--- Material ---
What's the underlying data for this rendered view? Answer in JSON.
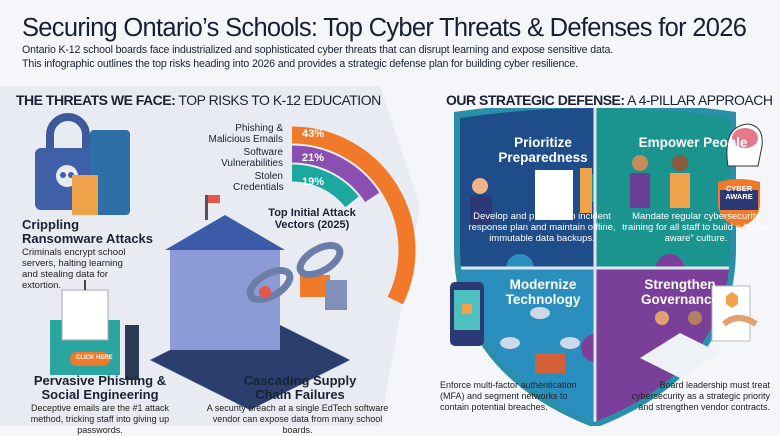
{
  "header": {
    "title": "Securing Ontario’s Schools: Top Cyber Threats & Defenses for 2026",
    "subtitle_1": "Ontario K-12 school boards face industrialized and sophisticated cyber threats that can disrupt learning and expose sensitive data.",
    "subtitle_2": "This infographic outlines the top risks heading into 2026 and provides a strategic defense plan for building cyber resilience."
  },
  "threats": {
    "heading_bold": "THE THREATS WE FACE:",
    "heading_rest": " TOP RISKS TO K-12 EDUCATION",
    "items": [
      {
        "title": "Crippling Ransomware Attacks",
        "text": "Criminals encrypt school servers, halting learning and stealing data for extortion."
      },
      {
        "title": "Pervasive Phishing & Social Engineering",
        "text": "Deceptive emails are the #1 attack method, tricking staff into giving up passwords.",
        "button": "CLICK HERE"
      },
      {
        "title": "Cascading Supply Chain Failures",
        "text": "A security breach at a single EdTech software vendor can expose data from many school boards."
      }
    ]
  },
  "chart_data": {
    "type": "radial-bar",
    "title": "Top Initial Attack Vectors (2025)",
    "categories": [
      "Phishing & Malicious Emails",
      "Software Vulnerabilities",
      "Stolen Credentials"
    ],
    "values": [
      43,
      21,
      19
    ],
    "labels": [
      "43%",
      "21%",
      "19%"
    ],
    "colors": [
      "#f07a2a",
      "#8a4fb0",
      "#1aa8a0"
    ]
  },
  "defense": {
    "heading_bold": "OUR STRATEGIC DEFENSE:",
    "heading_rest": " A 4-PILLAR APPROACH",
    "badge": "CYBER AWARE",
    "pillars": [
      {
        "title": "Prioritize Preparedness",
        "text": "Develop and practice an incident response plan and maintain offline, immutable data backups.",
        "color": "#1f4d8a"
      },
      {
        "title": "Empower People",
        "text": "Mandate regular cybersecurity training for all staff to build a “cyber aware” culture.",
        "color": "#1b948f"
      },
      {
        "title": "Modernize Technology",
        "text": "Enforce multi-factor authentication (MFA) and segment networks to contain potential breaches.",
        "color": "#2a8fbf"
      },
      {
        "title": "Strengthen Governance",
        "text": "Board leadership must treat cybersecurity as a strategic priority and strengthen vendor contracts.",
        "color": "#7a3f98"
      }
    ]
  }
}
---
Work instructions
Skip the pictures and print each record exactly as it stands.

Response to this exercise
What's the underlying data for this rendered view? Answer in JSON.
{
  "header": {
    "title": "Securing Ontario’s Schools: Top Cyber Threats & Defenses for 2026",
    "subtitle_1": "Ontario K-12 school boards face industrialized and sophisticated cyber threats that can disrupt learning and expose sensitive data.",
    "subtitle_2": "This infographic outlines the top risks heading into 2026 and provides a strategic defense plan for building cyber resilience."
  },
  "threats": {
    "heading_bold": "THE THREATS WE FACE:",
    "heading_rest": " TOP RISKS TO K-12 EDUCATION",
    "items": [
      {
        "title": "Crippling Ransomware Attacks",
        "text": "Criminals encrypt school servers, halting learning and stealing data for extortion."
      },
      {
        "title": "Pervasive Phishing & Social Engineering",
        "text": "Deceptive emails are the #1 attack method, tricking staff into giving up passwords.",
        "button": "CLICK HERE"
      },
      {
        "title": "Cascading Supply Chain Failures",
        "text": "A security breach at a single EdTech software vendor can expose data from many school boards."
      }
    ]
  },
  "chart_data": {
    "type": "radial-bar",
    "title": "Top Initial Attack Vectors (2025)",
    "categories": [
      "Phishing & Malicious Emails",
      "Software Vulnerabilities",
      "Stolen Credentials"
    ],
    "values": [
      43,
      21,
      19
    ],
    "labels": [
      "43%",
      "21%",
      "19%"
    ],
    "colors": [
      "#f07a2a",
      "#8a4fb0",
      "#1aa8a0"
    ]
  },
  "defense": {
    "heading_bold": "OUR STRATEGIC DEFENSE:",
    "heading_rest": " A 4-PILLAR APPROACH",
    "badge": "CYBER AWARE",
    "pillars": [
      {
        "title": "Prioritize Preparedness",
        "text": "Develop and practice an incident response plan and maintain offline, immutable data backups.",
        "color": "#1f4d8a"
      },
      {
        "title": "Empower People",
        "text": "Mandate regular cybersecurity training for all staff to build a “cyber aware” culture.",
        "color": "#1b948f"
      },
      {
        "title": "Modernize Technology",
        "text": "Enforce multi-factor authentication (MFA) and segment networks to contain potential breaches.",
        "color": "#2a8fbf"
      },
      {
        "title": "Strengthen Governance",
        "text": "Board leadership must treat cybersecurity as a strategic priority and strengthen vendor contracts.",
        "color": "#7a3f98"
      }
    ]
  }
}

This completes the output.